## [EXERCISE INSTRUCTIONS]
Filter out everything except lines holding "písmemem".
___ DATASET ___
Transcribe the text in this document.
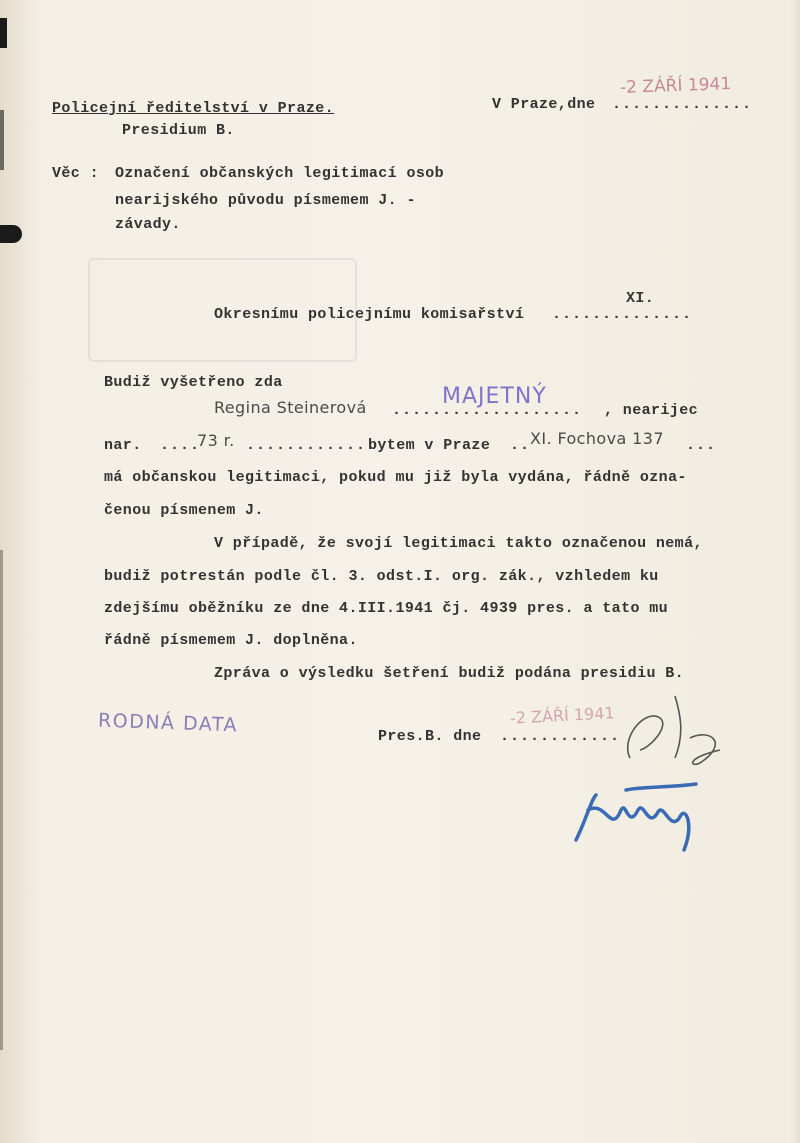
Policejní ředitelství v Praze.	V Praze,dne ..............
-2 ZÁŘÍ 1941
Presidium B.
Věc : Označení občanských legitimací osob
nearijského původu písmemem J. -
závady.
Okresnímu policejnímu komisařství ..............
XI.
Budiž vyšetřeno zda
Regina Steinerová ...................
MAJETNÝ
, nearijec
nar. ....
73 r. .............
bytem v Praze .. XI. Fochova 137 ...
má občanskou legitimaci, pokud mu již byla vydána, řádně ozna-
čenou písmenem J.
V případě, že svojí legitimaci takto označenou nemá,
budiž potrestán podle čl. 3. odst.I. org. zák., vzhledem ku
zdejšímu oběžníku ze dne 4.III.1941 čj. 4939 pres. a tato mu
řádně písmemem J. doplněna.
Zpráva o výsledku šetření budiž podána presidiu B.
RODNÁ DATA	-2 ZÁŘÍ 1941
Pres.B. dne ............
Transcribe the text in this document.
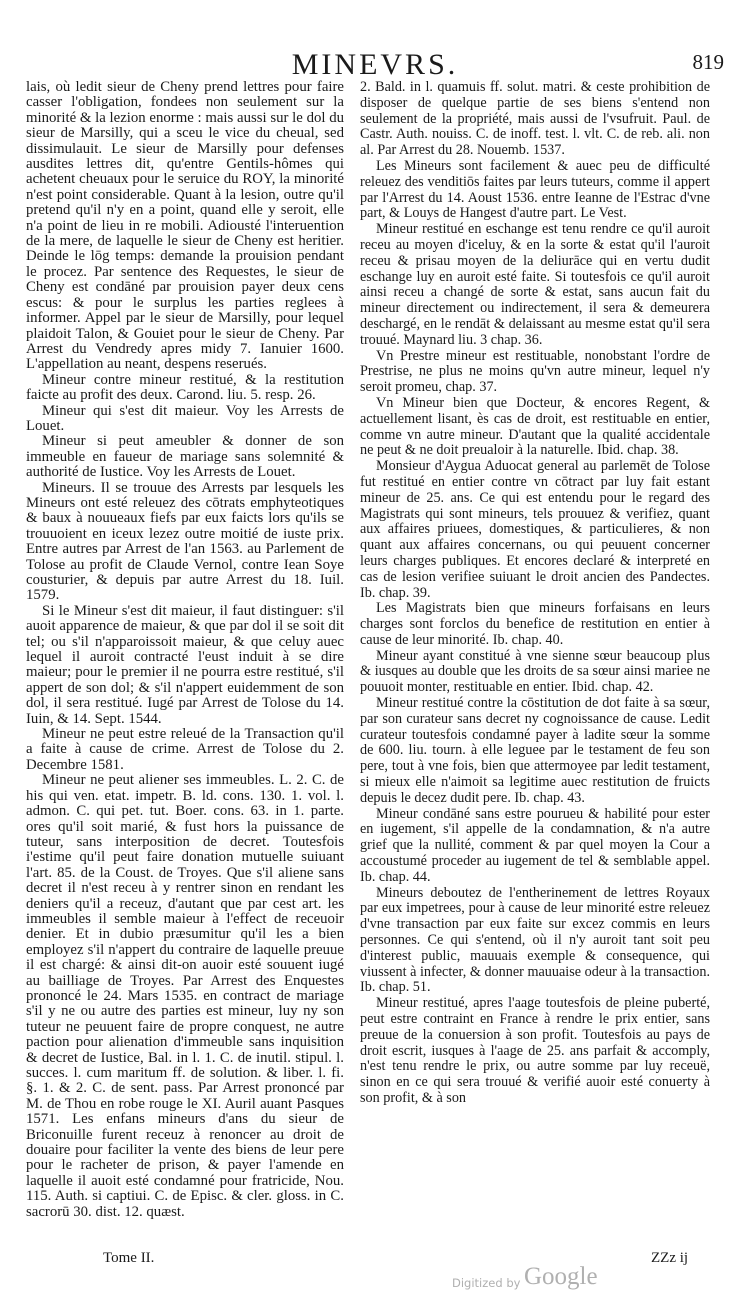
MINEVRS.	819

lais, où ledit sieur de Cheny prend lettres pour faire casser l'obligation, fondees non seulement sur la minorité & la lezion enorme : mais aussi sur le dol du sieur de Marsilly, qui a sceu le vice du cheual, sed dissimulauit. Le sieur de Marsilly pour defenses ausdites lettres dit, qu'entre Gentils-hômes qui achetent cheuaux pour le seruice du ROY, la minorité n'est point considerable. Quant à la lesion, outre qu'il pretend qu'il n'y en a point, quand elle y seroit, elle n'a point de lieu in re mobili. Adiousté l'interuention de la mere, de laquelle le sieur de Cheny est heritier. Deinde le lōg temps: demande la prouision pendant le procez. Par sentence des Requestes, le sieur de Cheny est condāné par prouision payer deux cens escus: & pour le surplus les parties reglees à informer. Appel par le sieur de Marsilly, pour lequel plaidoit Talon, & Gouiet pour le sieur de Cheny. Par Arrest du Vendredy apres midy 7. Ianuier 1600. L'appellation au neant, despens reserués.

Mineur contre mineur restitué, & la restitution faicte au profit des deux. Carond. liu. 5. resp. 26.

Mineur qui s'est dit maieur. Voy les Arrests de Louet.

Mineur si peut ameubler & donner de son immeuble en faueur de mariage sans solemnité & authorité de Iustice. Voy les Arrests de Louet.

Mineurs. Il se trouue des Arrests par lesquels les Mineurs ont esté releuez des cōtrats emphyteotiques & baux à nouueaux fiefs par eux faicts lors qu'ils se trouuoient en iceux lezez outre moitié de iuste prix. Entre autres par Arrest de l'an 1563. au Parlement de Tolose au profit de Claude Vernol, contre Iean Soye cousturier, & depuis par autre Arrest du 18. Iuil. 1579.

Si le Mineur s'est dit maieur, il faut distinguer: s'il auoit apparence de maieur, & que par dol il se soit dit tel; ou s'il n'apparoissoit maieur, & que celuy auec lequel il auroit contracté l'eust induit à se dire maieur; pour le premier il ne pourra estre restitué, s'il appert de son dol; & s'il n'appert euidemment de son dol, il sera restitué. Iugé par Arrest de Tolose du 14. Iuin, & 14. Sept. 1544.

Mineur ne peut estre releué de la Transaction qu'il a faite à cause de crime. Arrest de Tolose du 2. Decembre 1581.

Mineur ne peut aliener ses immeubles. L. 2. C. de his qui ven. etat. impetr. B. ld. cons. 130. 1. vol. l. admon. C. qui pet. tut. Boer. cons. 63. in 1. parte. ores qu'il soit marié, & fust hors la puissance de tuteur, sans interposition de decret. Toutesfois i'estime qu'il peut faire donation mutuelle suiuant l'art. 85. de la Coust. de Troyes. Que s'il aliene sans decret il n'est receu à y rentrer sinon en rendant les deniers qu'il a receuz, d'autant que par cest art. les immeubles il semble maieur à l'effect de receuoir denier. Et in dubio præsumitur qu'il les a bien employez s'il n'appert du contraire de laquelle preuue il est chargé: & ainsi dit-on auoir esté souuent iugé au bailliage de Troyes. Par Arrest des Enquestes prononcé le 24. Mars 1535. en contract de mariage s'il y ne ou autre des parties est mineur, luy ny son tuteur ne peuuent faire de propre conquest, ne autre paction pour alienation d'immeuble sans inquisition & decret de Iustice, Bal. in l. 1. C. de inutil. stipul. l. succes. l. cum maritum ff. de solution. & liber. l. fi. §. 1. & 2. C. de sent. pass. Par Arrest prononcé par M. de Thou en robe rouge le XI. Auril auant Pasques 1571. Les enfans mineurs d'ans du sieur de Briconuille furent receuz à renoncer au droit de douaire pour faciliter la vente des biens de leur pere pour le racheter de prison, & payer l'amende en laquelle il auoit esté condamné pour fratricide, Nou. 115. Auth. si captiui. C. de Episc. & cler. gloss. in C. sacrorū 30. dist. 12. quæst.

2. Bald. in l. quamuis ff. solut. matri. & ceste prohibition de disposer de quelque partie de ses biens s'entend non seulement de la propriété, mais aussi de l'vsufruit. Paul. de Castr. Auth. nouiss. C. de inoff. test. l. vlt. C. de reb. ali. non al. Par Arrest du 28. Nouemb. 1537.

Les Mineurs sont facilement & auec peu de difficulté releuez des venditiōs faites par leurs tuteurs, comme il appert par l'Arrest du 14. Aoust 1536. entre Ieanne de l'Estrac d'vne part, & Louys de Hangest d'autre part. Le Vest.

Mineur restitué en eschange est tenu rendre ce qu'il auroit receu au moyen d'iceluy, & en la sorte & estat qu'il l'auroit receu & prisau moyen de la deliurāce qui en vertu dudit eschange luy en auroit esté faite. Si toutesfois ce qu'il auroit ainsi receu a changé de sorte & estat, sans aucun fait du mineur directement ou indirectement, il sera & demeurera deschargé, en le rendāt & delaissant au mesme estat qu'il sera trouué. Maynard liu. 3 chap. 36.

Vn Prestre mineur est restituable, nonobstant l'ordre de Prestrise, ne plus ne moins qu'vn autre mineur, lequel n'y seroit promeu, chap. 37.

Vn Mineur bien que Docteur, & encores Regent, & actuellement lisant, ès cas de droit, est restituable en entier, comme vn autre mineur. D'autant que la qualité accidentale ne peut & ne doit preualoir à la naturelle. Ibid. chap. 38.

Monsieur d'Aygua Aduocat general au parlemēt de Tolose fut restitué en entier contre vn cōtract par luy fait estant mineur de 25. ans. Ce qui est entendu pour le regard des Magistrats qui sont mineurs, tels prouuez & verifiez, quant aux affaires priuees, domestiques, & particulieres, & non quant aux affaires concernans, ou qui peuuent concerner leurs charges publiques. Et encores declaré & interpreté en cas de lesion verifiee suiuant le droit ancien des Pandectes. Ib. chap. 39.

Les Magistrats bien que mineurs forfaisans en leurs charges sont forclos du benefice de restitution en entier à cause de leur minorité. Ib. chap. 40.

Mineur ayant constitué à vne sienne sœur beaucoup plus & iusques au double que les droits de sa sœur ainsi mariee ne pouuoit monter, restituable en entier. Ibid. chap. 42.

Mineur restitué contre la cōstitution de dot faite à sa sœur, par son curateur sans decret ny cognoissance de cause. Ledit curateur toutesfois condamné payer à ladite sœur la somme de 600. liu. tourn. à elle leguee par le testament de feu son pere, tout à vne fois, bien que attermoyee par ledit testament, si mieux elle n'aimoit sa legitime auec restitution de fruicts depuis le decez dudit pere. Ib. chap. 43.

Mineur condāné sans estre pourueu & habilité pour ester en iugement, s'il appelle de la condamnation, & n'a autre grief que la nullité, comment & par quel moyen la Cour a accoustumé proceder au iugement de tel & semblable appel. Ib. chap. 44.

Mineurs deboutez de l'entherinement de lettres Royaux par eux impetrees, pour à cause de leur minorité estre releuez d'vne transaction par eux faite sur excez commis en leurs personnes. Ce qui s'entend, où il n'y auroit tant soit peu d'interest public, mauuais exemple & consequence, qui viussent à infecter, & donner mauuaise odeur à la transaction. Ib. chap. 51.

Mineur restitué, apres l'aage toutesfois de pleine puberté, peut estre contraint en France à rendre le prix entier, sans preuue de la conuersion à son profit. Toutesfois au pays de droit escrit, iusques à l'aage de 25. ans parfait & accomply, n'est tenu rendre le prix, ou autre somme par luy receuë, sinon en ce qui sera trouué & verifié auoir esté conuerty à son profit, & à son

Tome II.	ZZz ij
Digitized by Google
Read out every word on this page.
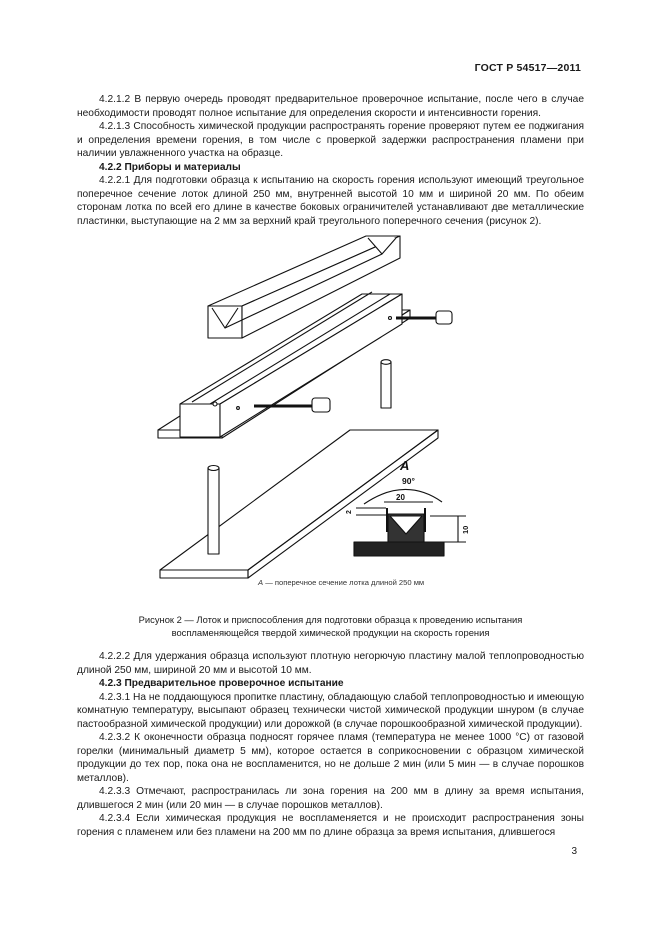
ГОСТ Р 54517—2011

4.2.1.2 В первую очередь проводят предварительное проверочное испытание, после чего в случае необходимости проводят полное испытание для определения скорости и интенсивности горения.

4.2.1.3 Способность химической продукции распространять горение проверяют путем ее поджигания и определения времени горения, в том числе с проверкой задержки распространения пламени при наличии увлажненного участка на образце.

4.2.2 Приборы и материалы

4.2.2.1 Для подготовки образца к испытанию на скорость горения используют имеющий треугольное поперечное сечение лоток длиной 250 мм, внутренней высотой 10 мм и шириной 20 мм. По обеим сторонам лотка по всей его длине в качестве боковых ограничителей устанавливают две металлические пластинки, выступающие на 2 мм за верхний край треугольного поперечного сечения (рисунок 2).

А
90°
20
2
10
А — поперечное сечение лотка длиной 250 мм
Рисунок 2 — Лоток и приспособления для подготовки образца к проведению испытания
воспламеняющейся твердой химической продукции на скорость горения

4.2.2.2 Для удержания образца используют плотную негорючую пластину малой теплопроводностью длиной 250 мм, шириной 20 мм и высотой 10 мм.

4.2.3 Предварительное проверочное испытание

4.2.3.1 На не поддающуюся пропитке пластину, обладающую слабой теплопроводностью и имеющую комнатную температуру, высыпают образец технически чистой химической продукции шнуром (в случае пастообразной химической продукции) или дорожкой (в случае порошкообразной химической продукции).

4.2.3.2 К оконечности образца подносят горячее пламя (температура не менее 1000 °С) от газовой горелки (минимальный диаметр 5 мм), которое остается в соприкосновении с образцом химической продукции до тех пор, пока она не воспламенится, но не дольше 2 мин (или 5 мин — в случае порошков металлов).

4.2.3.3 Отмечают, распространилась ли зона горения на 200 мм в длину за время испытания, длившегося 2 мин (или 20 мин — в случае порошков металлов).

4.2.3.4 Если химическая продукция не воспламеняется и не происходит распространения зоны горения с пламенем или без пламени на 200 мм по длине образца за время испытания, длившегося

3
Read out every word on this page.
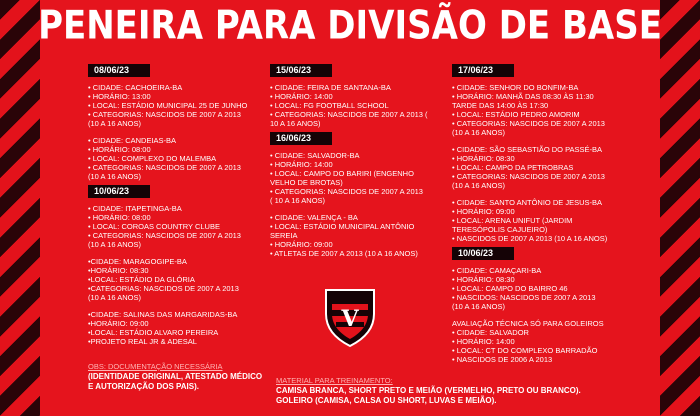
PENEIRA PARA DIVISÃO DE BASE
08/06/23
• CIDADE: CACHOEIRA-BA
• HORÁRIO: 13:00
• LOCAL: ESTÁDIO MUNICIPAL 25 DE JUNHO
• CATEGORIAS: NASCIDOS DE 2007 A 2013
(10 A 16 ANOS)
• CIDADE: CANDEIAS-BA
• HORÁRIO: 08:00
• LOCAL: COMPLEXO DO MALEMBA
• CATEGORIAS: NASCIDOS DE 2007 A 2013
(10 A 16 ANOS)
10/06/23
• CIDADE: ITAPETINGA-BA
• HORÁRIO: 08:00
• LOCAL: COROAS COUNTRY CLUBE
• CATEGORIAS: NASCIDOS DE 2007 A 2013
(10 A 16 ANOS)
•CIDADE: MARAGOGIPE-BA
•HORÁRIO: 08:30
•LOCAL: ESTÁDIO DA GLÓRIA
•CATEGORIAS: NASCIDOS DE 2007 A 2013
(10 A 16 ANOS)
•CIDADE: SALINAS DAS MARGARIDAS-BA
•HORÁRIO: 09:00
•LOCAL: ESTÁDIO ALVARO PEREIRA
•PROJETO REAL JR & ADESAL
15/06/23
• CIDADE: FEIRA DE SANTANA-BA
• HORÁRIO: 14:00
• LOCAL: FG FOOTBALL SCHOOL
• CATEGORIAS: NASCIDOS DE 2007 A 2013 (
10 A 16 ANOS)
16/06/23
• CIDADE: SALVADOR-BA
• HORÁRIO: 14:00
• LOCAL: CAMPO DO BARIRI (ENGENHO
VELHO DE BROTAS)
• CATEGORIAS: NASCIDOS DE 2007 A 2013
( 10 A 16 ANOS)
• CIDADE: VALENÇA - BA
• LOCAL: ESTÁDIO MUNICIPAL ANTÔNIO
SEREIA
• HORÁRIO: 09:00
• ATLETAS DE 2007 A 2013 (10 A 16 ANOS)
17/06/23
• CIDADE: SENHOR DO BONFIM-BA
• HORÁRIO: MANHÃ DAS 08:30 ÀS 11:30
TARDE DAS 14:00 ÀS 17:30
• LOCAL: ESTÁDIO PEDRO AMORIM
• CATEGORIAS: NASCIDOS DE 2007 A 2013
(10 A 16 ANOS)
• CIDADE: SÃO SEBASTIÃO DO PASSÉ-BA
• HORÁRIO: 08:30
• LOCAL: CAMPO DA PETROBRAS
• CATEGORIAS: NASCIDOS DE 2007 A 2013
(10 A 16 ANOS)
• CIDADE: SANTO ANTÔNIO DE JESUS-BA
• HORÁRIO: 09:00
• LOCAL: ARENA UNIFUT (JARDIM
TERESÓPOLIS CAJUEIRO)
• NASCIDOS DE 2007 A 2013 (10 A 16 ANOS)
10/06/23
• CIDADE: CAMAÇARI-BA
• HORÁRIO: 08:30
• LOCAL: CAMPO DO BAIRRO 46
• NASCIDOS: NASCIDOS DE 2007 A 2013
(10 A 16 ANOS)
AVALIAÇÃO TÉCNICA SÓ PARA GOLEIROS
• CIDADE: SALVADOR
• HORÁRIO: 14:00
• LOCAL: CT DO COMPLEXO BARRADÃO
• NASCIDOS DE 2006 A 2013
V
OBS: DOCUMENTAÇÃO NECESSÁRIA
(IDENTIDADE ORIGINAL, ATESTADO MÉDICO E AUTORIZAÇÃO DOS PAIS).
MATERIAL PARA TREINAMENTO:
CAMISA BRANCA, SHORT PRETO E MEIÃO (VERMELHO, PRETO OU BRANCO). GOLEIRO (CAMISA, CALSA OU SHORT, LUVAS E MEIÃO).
___
## [SOLUTION TO THE EXERCISE]
nearijského původu písmemem J. -
řádně písmemem J. doplněna.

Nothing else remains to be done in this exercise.